### Prompt
Look for the word "title" in the entries below, then copy every line that has it.

### Provided material
'''
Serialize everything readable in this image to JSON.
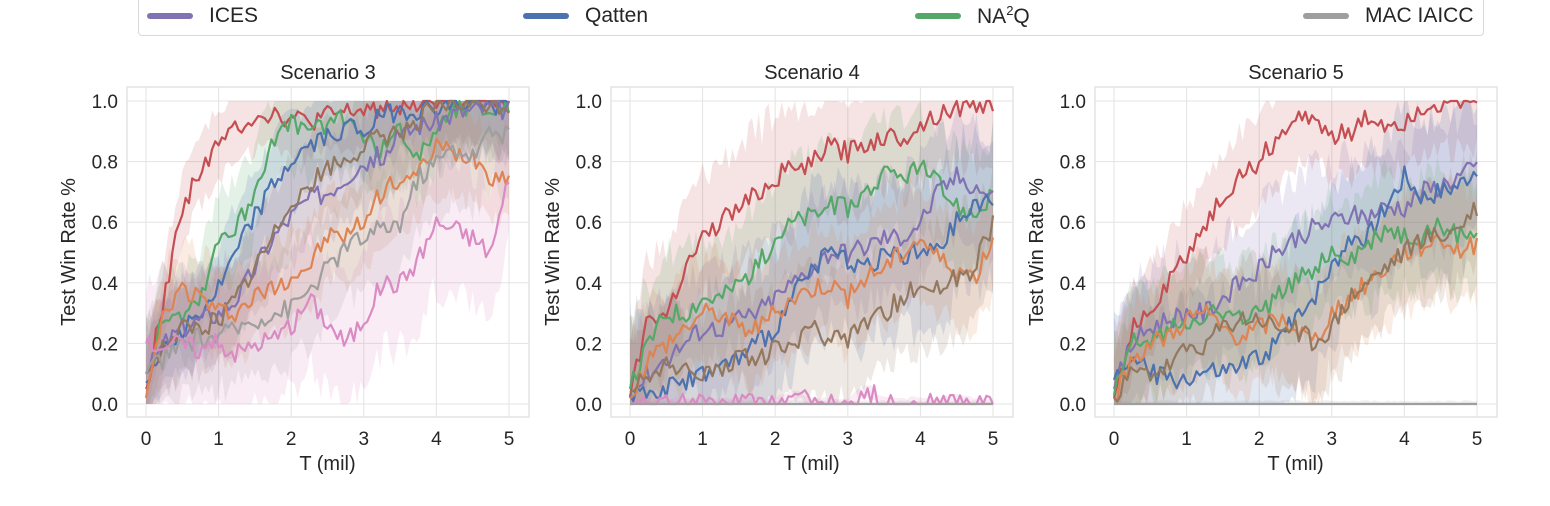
{
  "legend": {
    "items": [
      {
        "label": "ICES",
        "color": "#8172b3"
      },
      {
        "label": "Qatten",
        "color": "#4c72b0"
      },
      {
        "label": "NA",
        "sup": "2",
        "suffix": "Q",
        "color": "#55a868"
      },
      {
        "label": "MAC IAICC",
        "color": "#9e9e9e"
      }
    ]
  },
  "colors": {
    "red": "#c44e52",
    "purple": "#8172b3",
    "blue": "#4c72b0",
    "green": "#55a868",
    "orange": "#dd8452",
    "brown": "#937860",
    "gray": "#9e9e9e",
    "pink": "#da8bc3"
  },
  "chart_data": [
    {
      "type": "line",
      "title": "Scenario 3",
      "xlabel": "T (mil)",
      "ylabel": "Test Win Rate %",
      "xlim": [
        0,
        5
      ],
      "ylim": [
        0,
        1
      ],
      "xticks": [
        "0",
        "1",
        "2",
        "3",
        "4",
        "5"
      ],
      "yticks": [
        "0.0",
        "0.2",
        "0.4",
        "0.6",
        "0.8",
        "1.0"
      ],
      "grid": true,
      "x": [
        0,
        0.25,
        0.5,
        0.75,
        1,
        1.25,
        1.5,
        1.75,
        2,
        2.25,
        2.5,
        2.75,
        3,
        3.25,
        3.5,
        3.75,
        4,
        4.25,
        4.5,
        4.75,
        5
      ],
      "series": [
        {
          "color_key": "red",
          "band": 0.12,
          "values": [
            0.05,
            0.35,
            0.65,
            0.78,
            0.85,
            0.92,
            0.95,
            0.96,
            0.94,
            0.93,
            0.95,
            0.96,
            0.97,
            0.98,
            0.99,
            1.0,
            1.0,
            1.0,
            1.0,
            1.0,
            1.0
          ]
        },
        {
          "color_key": "green",
          "band": 0.15,
          "values": [
            0.1,
            0.3,
            0.3,
            0.35,
            0.55,
            0.58,
            0.7,
            0.88,
            0.92,
            0.9,
            0.93,
            0.95,
            0.88,
            0.84,
            0.9,
            0.82,
            0.92,
            0.98,
            0.99,
            0.98,
            0.98
          ]
        },
        {
          "color_key": "blue",
          "band": 0.15,
          "values": [
            0.07,
            0.2,
            0.25,
            0.3,
            0.38,
            0.5,
            0.62,
            0.72,
            0.8,
            0.85,
            0.88,
            0.92,
            0.9,
            0.95,
            0.97,
            0.97,
            0.98,
            0.99,
            0.99,
            0.99,
            0.99
          ]
        },
        {
          "color_key": "purple",
          "band": 0.15,
          "values": [
            0.1,
            0.2,
            0.25,
            0.28,
            0.3,
            0.35,
            0.45,
            0.55,
            0.62,
            0.68,
            0.7,
            0.75,
            0.8,
            0.82,
            0.88,
            0.92,
            0.93,
            0.96,
            0.97,
            0.98,
            0.97
          ]
        },
        {
          "color_key": "brown",
          "band": 0.15,
          "values": [
            0.1,
            0.2,
            0.25,
            0.25,
            0.28,
            0.35,
            0.45,
            0.55,
            0.68,
            0.72,
            0.78,
            0.8,
            0.85,
            0.88,
            0.9,
            0.94,
            0.98,
            0.99,
            0.99,
            0.99,
            0.98
          ]
        },
        {
          "color_key": "orange",
          "band": 0.15,
          "values": [
            0.02,
            0.3,
            0.38,
            0.35,
            0.3,
            0.3,
            0.35,
            0.38,
            0.42,
            0.45,
            0.55,
            0.55,
            0.6,
            0.7,
            0.75,
            0.75,
            0.85,
            0.82,
            0.82,
            0.75,
            0.75
          ]
        },
        {
          "color_key": "gray",
          "band": 0.18,
          "values": [
            0.1,
            0.15,
            0.2,
            0.22,
            0.22,
            0.25,
            0.28,
            0.3,
            0.32,
            0.38,
            0.45,
            0.52,
            0.55,
            0.58,
            0.6,
            0.75,
            0.8,
            0.85,
            0.82,
            0.9,
            0.88
          ]
        },
        {
          "color_key": "pink",
          "band": 0.22,
          "values": [
            0.2,
            0.2,
            0.2,
            0.18,
            0.2,
            0.17,
            0.2,
            0.22,
            0.25,
            0.35,
            0.27,
            0.2,
            0.28,
            0.4,
            0.4,
            0.48,
            0.6,
            0.58,
            0.55,
            0.5,
            0.75
          ]
        }
      ]
    },
    {
      "type": "line",
      "title": "Scenario 4",
      "xlabel": "T (mil)",
      "ylabel": "Test Win Rate %",
      "xlim": [
        0,
        5
      ],
      "ylim": [
        0,
        1
      ],
      "xticks": [
        "0",
        "1",
        "2",
        "3",
        "4",
        "5"
      ],
      "yticks": [
        "0.0",
        "0.2",
        "0.4",
        "0.6",
        "0.8",
        "1.0"
      ],
      "grid": true,
      "x": [
        0,
        0.25,
        0.5,
        0.75,
        1,
        1.25,
        1.5,
        1.75,
        2,
        2.25,
        2.5,
        2.75,
        3,
        3.25,
        3.5,
        3.75,
        4,
        4.25,
        4.5,
        4.75,
        5
      ],
      "series": [
        {
          "color_key": "red",
          "band": 0.2,
          "values": [
            0.02,
            0.3,
            0.3,
            0.45,
            0.55,
            0.6,
            0.65,
            0.7,
            0.75,
            0.78,
            0.8,
            0.85,
            0.83,
            0.86,
            0.88,
            0.88,
            0.92,
            0.96,
            0.98,
            0.99,
            0.99
          ]
        },
        {
          "color_key": "green",
          "band": 0.2,
          "values": [
            0.05,
            0.2,
            0.3,
            0.3,
            0.35,
            0.35,
            0.4,
            0.45,
            0.55,
            0.6,
            0.62,
            0.65,
            0.65,
            0.7,
            0.75,
            0.75,
            0.78,
            0.72,
            0.65,
            0.62,
            0.7
          ]
        },
        {
          "color_key": "purple",
          "band": 0.2,
          "values": [
            0.03,
            0.1,
            0.15,
            0.2,
            0.25,
            0.25,
            0.28,
            0.3,
            0.35,
            0.4,
            0.45,
            0.5,
            0.5,
            0.52,
            0.55,
            0.55,
            0.6,
            0.7,
            0.75,
            0.72,
            0.68
          ]
        },
        {
          "color_key": "blue",
          "band": 0.25,
          "values": [
            0.03,
            0.05,
            0.05,
            0.08,
            0.1,
            0.12,
            0.15,
            0.2,
            0.25,
            0.35,
            0.45,
            0.5,
            0.48,
            0.45,
            0.5,
            0.48,
            0.5,
            0.5,
            0.6,
            0.65,
            0.68
          ]
        },
        {
          "color_key": "orange",
          "band": 0.18,
          "values": [
            0.02,
            0.15,
            0.2,
            0.25,
            0.3,
            0.3,
            0.25,
            0.25,
            0.3,
            0.35,
            0.38,
            0.4,
            0.35,
            0.42,
            0.45,
            0.5,
            0.55,
            0.48,
            0.45,
            0.42,
            0.55
          ]
        },
        {
          "color_key": "brown",
          "band": 0.2,
          "values": [
            0.04,
            0.1,
            0.12,
            0.1,
            0.1,
            0.12,
            0.15,
            0.15,
            0.18,
            0.2,
            0.25,
            0.2,
            0.22,
            0.28,
            0.3,
            0.35,
            0.4,
            0.38,
            0.42,
            0.45,
            0.6
          ]
        },
        {
          "color_key": "pink",
          "band": 0.02,
          "values": [
            0,
            0,
            0,
            0,
            0,
            0,
            0,
            0,
            0,
            0.03,
            0,
            0,
            0,
            0.05,
            0,
            0,
            0,
            0,
            0.01,
            0,
            0
          ]
        },
        {
          "color_key": "gray",
          "band": 0.01,
          "values": [
            0,
            0,
            0,
            0,
            0,
            0,
            0,
            0,
            0,
            0,
            0,
            0,
            0,
            0,
            0,
            0,
            0,
            0,
            0,
            0,
            0
          ]
        }
      ]
    },
    {
      "type": "line",
      "title": "Scenario 5",
      "xlabel": "T (mil)",
      "ylabel": "Test Win Rate %",
      "xlim": [
        0,
        5
      ],
      "ylim": [
        0,
        1
      ],
      "xticks": [
        "0",
        "1",
        "2",
        "3",
        "4",
        "5"
      ],
      "yticks": [
        "0.0",
        "0.2",
        "0.4",
        "0.6",
        "0.8",
        "1.0"
      ],
      "grid": true,
      "x": [
        0,
        0.25,
        0.5,
        0.75,
        1,
        1.25,
        1.5,
        1.75,
        2,
        2.25,
        2.5,
        2.75,
        3,
        3.25,
        3.5,
        3.75,
        4,
        4.25,
        4.5,
        4.75,
        5
      ],
      "series": [
        {
          "color_key": "red",
          "band": 0.15,
          "values": [
            0.02,
            0.25,
            0.3,
            0.4,
            0.5,
            0.58,
            0.68,
            0.75,
            0.8,
            0.88,
            0.93,
            0.96,
            0.88,
            0.9,
            0.94,
            0.92,
            0.93,
            0.98,
            0.99,
            0.99,
            1.0
          ]
        },
        {
          "color_key": "purple",
          "band": 0.2,
          "values": [
            0.05,
            0.2,
            0.25,
            0.28,
            0.3,
            0.3,
            0.35,
            0.4,
            0.45,
            0.5,
            0.55,
            0.58,
            0.6,
            0.62,
            0.62,
            0.65,
            0.65,
            0.7,
            0.72,
            0.75,
            0.78
          ]
        },
        {
          "color_key": "blue",
          "band": 0.25,
          "values": [
            0.08,
            0.15,
            0.1,
            0.08,
            0.08,
            0.1,
            0.1,
            0.12,
            0.15,
            0.2,
            0.3,
            0.35,
            0.45,
            0.55,
            0.55,
            0.65,
            0.75,
            0.68,
            0.7,
            0.72,
            0.78
          ]
        },
        {
          "color_key": "green",
          "band": 0.18,
          "values": [
            0.03,
            0.2,
            0.2,
            0.25,
            0.28,
            0.3,
            0.3,
            0.28,
            0.3,
            0.35,
            0.4,
            0.45,
            0.5,
            0.48,
            0.52,
            0.58,
            0.55,
            0.55,
            0.6,
            0.55,
            0.57
          ]
        },
        {
          "color_key": "orange",
          "band": 0.18,
          "values": [
            0.02,
            0.15,
            0.2,
            0.22,
            0.28,
            0.3,
            0.25,
            0.22,
            0.25,
            0.28,
            0.25,
            0.2,
            0.3,
            0.35,
            0.4,
            0.45,
            0.5,
            0.52,
            0.55,
            0.5,
            0.53
          ]
        },
        {
          "color_key": "brown",
          "band": 0.18,
          "values": [
            0.02,
            0.1,
            0.1,
            0.12,
            0.18,
            0.2,
            0.25,
            0.28,
            0.28,
            0.25,
            0.25,
            0.2,
            0.25,
            0.35,
            0.4,
            0.45,
            0.5,
            0.55,
            0.55,
            0.58,
            0.65
          ]
        },
        {
          "color_key": "gray",
          "band": 0.01,
          "values": [
            0,
            0,
            0,
            0,
            0,
            0,
            0,
            0,
            0,
            0,
            0,
            0,
            0,
            0,
            0,
            0,
            0,
            0,
            0,
            0,
            0
          ]
        }
      ]
    }
  ]
}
'''
### Exercise output
      "title": "Scenario 3",
      "title": "Scenario 4",
      "title": "Scenario 5",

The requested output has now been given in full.